● **BRIEF**
Can you output the material exactly as written, minus any pictures it holds?

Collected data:
* * * * * * * * *

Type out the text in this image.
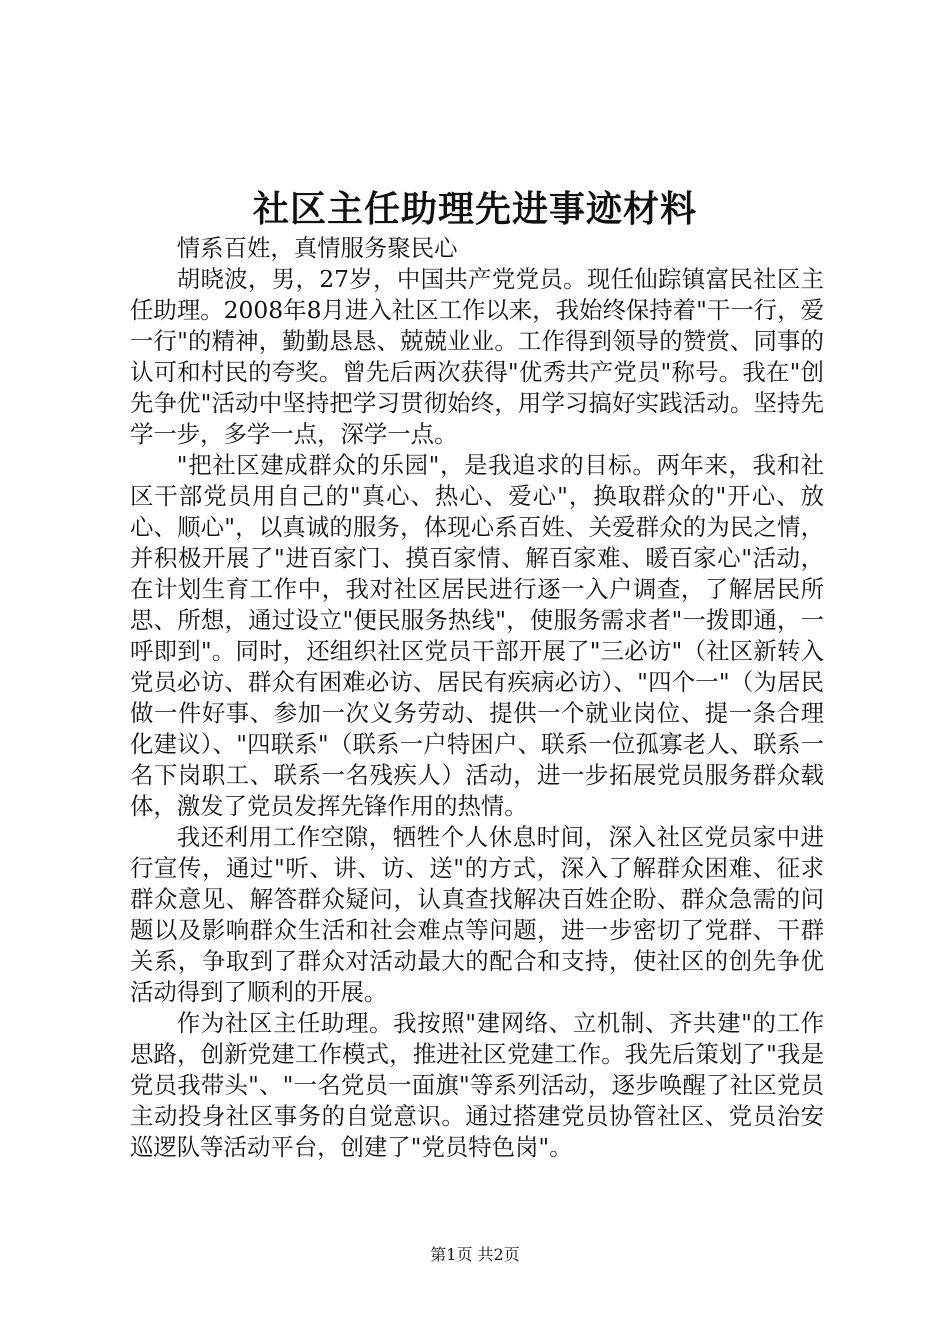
社区主任助理先进事迹材料

情系百姓，真情服务聚民心

胡晓波，男，27岁，中国共产党党员。现任仙踪镇富民社区主任助理。2008年8月进入社区工作以来，我始终保持着"干一行，爱一行"的精神，勤勤恳恳、兢兢业业。工作得到领导的赞赏、同事的认可和村民的夸奖。曾先后两次获得"优秀共产党员"称号。我在"创先争优"活动中坚持把学习贯彻始终，用学习搞好实践活动。坚持先学一步，多学一点，深学一点。

"把社区建成群众的乐园"，是我追求的目标。两年来，我和社区干部党员用自己的"真心、热心、爱心"，换取群众的"开心、放心、顺心"，以真诚的服务，体现心系百姓、关爱群众的为民之情，并积极开展了"进百家门、摸百家情、解百家难、暖百家心"活动，在计划生育工作中，我对社区居民进行逐一入户调查，了解居民所思、所想，通过设立"便民服务热线"，使服务需求者"一拨即通，一呼即到"。同时，还组织社区党员干部开展了"三必访"（社区新转入党员必访、群众有困难必访、居民有疾病必访）、"四个一"（为居民做一件好事、参加一次义务劳动、提供一个就业岗位、提一条合理化建议）、"四联系"（联系一户特困户、联系一位孤寡老人、联系一名下岗职工、联系一名残疾人）活动，进一步拓展党员服务群众载体，激发了党员发挥先锋作用的热情。

我还利用工作空隙，牺牲个人休息时间，深入社区党员家中进行宣传，通过"听、讲、访、送"的方式，深入了解群众困难、征求群众意见、解答群众疑问，认真查找解决百姓企盼、群众急需的问题以及影响群众生活和社会难点等问题，进一步密切了党群、干群关系，争取到了群众对活动最大的配合和支持，使社区的创先争优活动得到了顺利的开展。

作为社区主任助理。我按照"建网络、立机制、齐共建"的工作思路，创新党建工作模式，推进社区党建工作。我先后策划了"我是党员我带头"、"一名党员一面旗"等系列活动，逐步唤醒了社区党员主动投身社区事务的自觉意识。通过搭建党员协管社区、党员治安巡逻队等活动平台，创建了"党员特色岗"。

第1页 共2页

* * * * * * * * *

● **RESULT BELOW**
Type out the text in this image.
社区主任助理先进事迹材料

情系百姓，真情服务聚民心

胡晓波，男，27岁，中国共产党党员。现任仙踪镇富民社区主任助理。2008年8月进入社区工作以来，我始终保持着"干一行，爱一行"的精神，勤勤恳恳、兢兢业业。工作得到领导的赞赏、同事的认可和村民的夸奖。曾先后两次获得"优秀共产党员"称号。我在"创先争优"活动中坚持把学习贯彻始终，用学习搞好实践活动。坚持先学一步，多学一点，深学一点。

"把社区建成群众的乐园"，是我追求的目标。两年来，我和社区干部党员用自己的"真心、热心、爱心"，换取群众的"开心、放心、顺心"，以真诚的服务，体现心系百姓、关爱群众的为民之情，并积极开展了"进百家门、摸百家情、解百家难、暖百家心"活动，在计划生育工作中，我对社区居民进行逐一入户调查，了解居民所思、所想，通过设立"便民服务热线"，使服务需求者"一拨即通，一呼即到"。同时，还组织社区党员干部开展了"三必访"（社区新转入党员必访、群众有困难必访、居民有疾病必访）、"四个一"（为居民做一件好事、参加一次义务劳动、提供一个就业岗位、提一条合理化建议）、"四联系"（联系一户特困户、联系一位孤寡老人、联系一名下岗职工、联系一名残疾人）活动，进一步拓展党员服务群众载体，激发了党员发挥先锋作用的热情。

我还利用工作空隙，牺牲个人休息时间，深入社区党员家中进行宣传，通过"听、讲、访、送"的方式，深入了解群众困难、征求群众意见、解答群众疑问，认真查找解决百姓企盼、群众急需的问题以及影响群众生活和社会难点等问题，进一步密切了党群、干群关系，争取到了群众对活动最大的配合和支持，使社区的创先争优活动得到了顺利的开展。

作为社区主任助理。我按照"建网络、立机制、齐共建"的工作思路，创新党建工作模式，推进社区党建工作。我先后策划了"我是党员我带头"、"一名党员一面旗"等系列活动，逐步唤醒了社区党员主动投身社区事务的自觉意识。通过搭建党员协管社区、党员治安巡逻队等活动平台，创建了"党员特色岗"。

第1页 共2页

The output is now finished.